| OBJECTIVE |
Copy out every line of the entries below, unchanged, from the line containing "wind-barb bbox=[369, 634, 384, 641]" down to the line containing "thickness-point bbox=[644, 461, 653, 469]", with both of those lines included.

| MATERIAL PROVIDED |
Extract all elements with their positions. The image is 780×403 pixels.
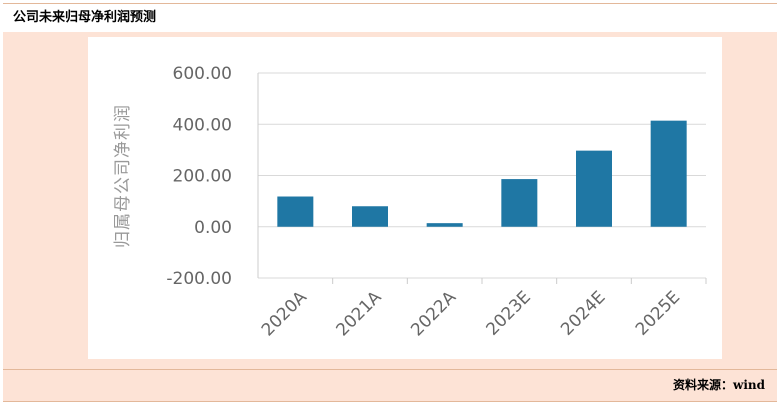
source-bar: 资料来源：wind — [3, 369, 777, 402]
bar-2022A — [426, 223, 463, 227]
y-tick-label: 0.00 — [194, 218, 232, 238]
bar-2023E — [501, 179, 538, 227]
title-bar: 公司未来归母净利润预测 — [3, 3, 777, 33]
source-note: 资料来源：wind — [672, 378, 765, 392]
page-title: 公司未来归母净利润预测 — [13, 10, 157, 25]
bar-2020A — [277, 196, 314, 227]
y-tick-label: 600.00 — [173, 64, 232, 84]
bar-2024E — [576, 150, 612, 227]
bar-2025E — [650, 120, 687, 227]
y-tick-label: 200.00 — [173, 167, 232, 187]
y-axis-label: 归属母公司净利润 — [113, 104, 133, 248]
y-tick-label: -200.00 — [166, 269, 232, 289]
chart-plot-background — [88, 37, 722, 359]
bar-2021A — [352, 206, 388, 227]
y-tick-label: 400.00 — [173, 115, 232, 135]
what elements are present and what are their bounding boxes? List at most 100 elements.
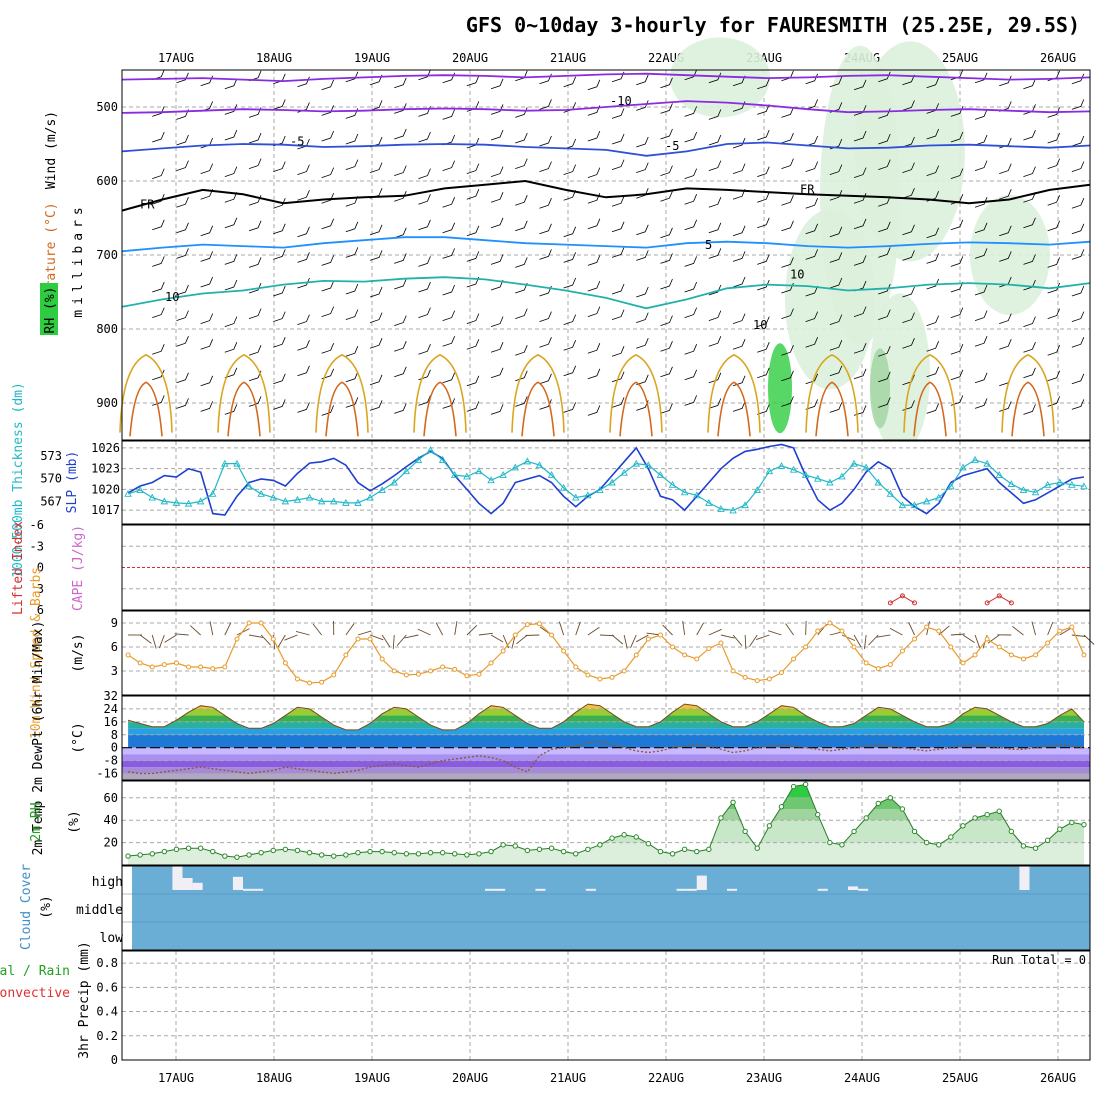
wind-barb bbox=[369, 634, 384, 641]
wind-barb bbox=[660, 253, 673, 264]
thickness-point bbox=[777, 461, 786, 469]
wind-barb bbox=[369, 374, 383, 386]
panel-frame bbox=[121, 610, 1091, 696]
thickness-label: 1000-500mb Thickness (dm) bbox=[11, 382, 26, 578]
wind-barb bbox=[151, 634, 157, 649]
wind-barb bbox=[805, 311, 819, 322]
thickness-point bbox=[995, 471, 1004, 478]
thickness-point bbox=[366, 493, 374, 501]
wind-barb bbox=[878, 133, 891, 145]
li-tick: -3 bbox=[30, 539, 44, 553]
wind-barb bbox=[563, 277, 577, 289]
wind-barb bbox=[490, 316, 504, 327]
date-label-bottom: 20AUG bbox=[452, 1071, 488, 1085]
wind-barb bbox=[224, 129, 238, 141]
wind-barb bbox=[200, 401, 214, 412]
wind-speed-point bbox=[137, 660, 143, 666]
wind-barb bbox=[394, 227, 407, 239]
date-label-bottom: 18AUG bbox=[256, 1071, 292, 1085]
wind-barb bbox=[394, 253, 407, 264]
wind-barb bbox=[950, 633, 965, 636]
wind-barb bbox=[224, 279, 238, 291]
wind-barb bbox=[539, 249, 552, 260]
wind-axis-labels: 10m Wind Speed & Barbs (m/s) bbox=[29, 567, 86, 739]
wind-barb bbox=[781, 257, 794, 268]
wind-barb bbox=[1071, 337, 1085, 348]
thickness-point bbox=[826, 478, 834, 486]
wind-barb bbox=[345, 247, 359, 258]
wind-barb bbox=[394, 278, 407, 290]
wind-barb bbox=[394, 403, 407, 414]
thickness-point bbox=[644, 461, 653, 469]
wind-barb bbox=[999, 225, 1012, 237]
wind-barb bbox=[974, 372, 988, 384]
wind-barb bbox=[1071, 161, 1085, 172]
slp-tick: 1017 bbox=[91, 503, 120, 517]
wind-barb bbox=[974, 197, 988, 208]
temp-contour bbox=[121, 100, 1091, 114]
wind-barb bbox=[563, 365, 577, 377]
wind-barb bbox=[829, 190, 843, 201]
wind-barb bbox=[829, 164, 843, 175]
panel-frame bbox=[121, 780, 1091, 866]
date-label-top: 18AUG bbox=[256, 51, 292, 65]
temp-contour-hot bbox=[619, 381, 653, 437]
wind-speed-point bbox=[972, 652, 978, 658]
wind-barb bbox=[1047, 220, 1061, 232]
wind-speed-point bbox=[258, 620, 264, 626]
wind-barb bbox=[224, 254, 238, 265]
wind-barb bbox=[466, 189, 480, 200]
contour-label: FR bbox=[800, 183, 815, 197]
thickness-point bbox=[184, 499, 193, 507]
wind-barb bbox=[515, 107, 528, 118]
rh-point bbox=[294, 847, 301, 854]
wind-barb bbox=[841, 634, 856, 641]
thickness-point bbox=[668, 480, 677, 488]
wind-barb bbox=[442, 160, 456, 171]
wind-barb bbox=[720, 634, 735, 639]
wind-barb bbox=[200, 313, 214, 324]
wind-barb bbox=[224, 622, 232, 636]
wind-barb bbox=[1071, 223, 1085, 235]
rh-point bbox=[718, 815, 724, 821]
wind-barb bbox=[805, 73, 819, 85]
rh-point bbox=[488, 848, 494, 855]
wind-barb bbox=[878, 397, 891, 408]
rh-point bbox=[222, 853, 228, 859]
rh-point bbox=[548, 845, 555, 851]
wind-barb bbox=[611, 371, 625, 383]
wind-barb bbox=[781, 195, 794, 206]
wind-speed-point bbox=[754, 678, 760, 684]
wind-speed-point bbox=[198, 664, 204, 670]
wind-barb bbox=[708, 628, 722, 636]
upper-air-panel: 500 600 700 800 900 -10 -5 -5 FR FR 5 10 10 10 bbox=[96, 37, 1091, 454]
wind-barb bbox=[781, 308, 794, 319]
wind-barb bbox=[563, 314, 577, 325]
wind-barb bbox=[297, 365, 310, 377]
thickness-point bbox=[124, 489, 132, 497]
temp-contour bbox=[121, 72, 1091, 83]
wind-barb bbox=[174, 633, 189, 636]
wind-barb bbox=[345, 159, 359, 170]
wind-speed-point bbox=[948, 644, 954, 650]
wind-barb bbox=[805, 161, 819, 172]
wind-barb bbox=[805, 198, 819, 209]
wind-barb bbox=[781, 220, 794, 232]
wind-barb bbox=[418, 344, 431, 355]
rh-point bbox=[875, 800, 881, 807]
wind-barb bbox=[392, 634, 395, 650]
wind-barb bbox=[926, 77, 940, 89]
precip-tick: 0.2 bbox=[96, 1029, 118, 1043]
wind-barb bbox=[224, 166, 238, 177]
wind-speed-point bbox=[682, 652, 688, 658]
wind-barb bbox=[684, 395, 698, 406]
temp-contour-warm bbox=[511, 354, 565, 433]
dewpt-line bbox=[128, 740, 1085, 775]
cloud-bar-high bbox=[696, 875, 707, 890]
wind-barb bbox=[1071, 73, 1085, 85]
wind-barb bbox=[176, 197, 189, 208]
wind-speed-point bbox=[500, 648, 506, 654]
cape-lifted-index-panel: -6 -3 0 3 6 bbox=[30, 518, 1091, 617]
rh-point bbox=[403, 851, 410, 857]
wind-barb bbox=[636, 224, 649, 236]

| THE SOLUTION |
wind-barb bbox=[369, 634, 384, 641]
wind-barb bbox=[660, 253, 673, 264]
thickness-point bbox=[777, 461, 786, 469]
wind-barb bbox=[369, 374, 383, 386]
panel-frame bbox=[121, 610, 1091, 696]
thickness-label: 1000-500mb Thickness (dm) bbox=[11, 382, 26, 578]
wind-barb bbox=[151, 634, 157, 649]
wind-barb bbox=[805, 311, 819, 322]
thickness-point bbox=[995, 471, 1004, 478]
thickness-point bbox=[366, 493, 374, 501]
wind-barb bbox=[878, 133, 891, 145]
li-tick: -3 bbox=[30, 539, 44, 553]
wind-barb bbox=[563, 277, 577, 289]
wind-barb bbox=[490, 316, 504, 327]
date-label-bottom: 20AUG bbox=[452, 1071, 488, 1085]
wind-barb bbox=[224, 129, 238, 141]
wind-barb bbox=[200, 401, 214, 412]
wind-speed-point bbox=[137, 660, 143, 666]
wind-barb bbox=[394, 227, 407, 239]
date-label-bottom: 18AUG bbox=[256, 1071, 292, 1085]
wind-barb bbox=[394, 253, 407, 264]
wind-barb bbox=[950, 633, 965, 636]
wind-barb bbox=[224, 279, 238, 291]
wind-barb bbox=[539, 249, 552, 260]
wind-axis-labels: 10m Wind Speed & Barbs (m/s) bbox=[29, 567, 86, 739]
wind-barb bbox=[781, 257, 794, 268]
wind-barb bbox=[1071, 337, 1085, 348]
thickness-point bbox=[826, 478, 834, 486]
wind-barb bbox=[345, 247, 359, 258]
wind-barb bbox=[394, 278, 407, 290]
wind-barb bbox=[394, 403, 407, 414]
thickness-point bbox=[644, 461, 653, 469]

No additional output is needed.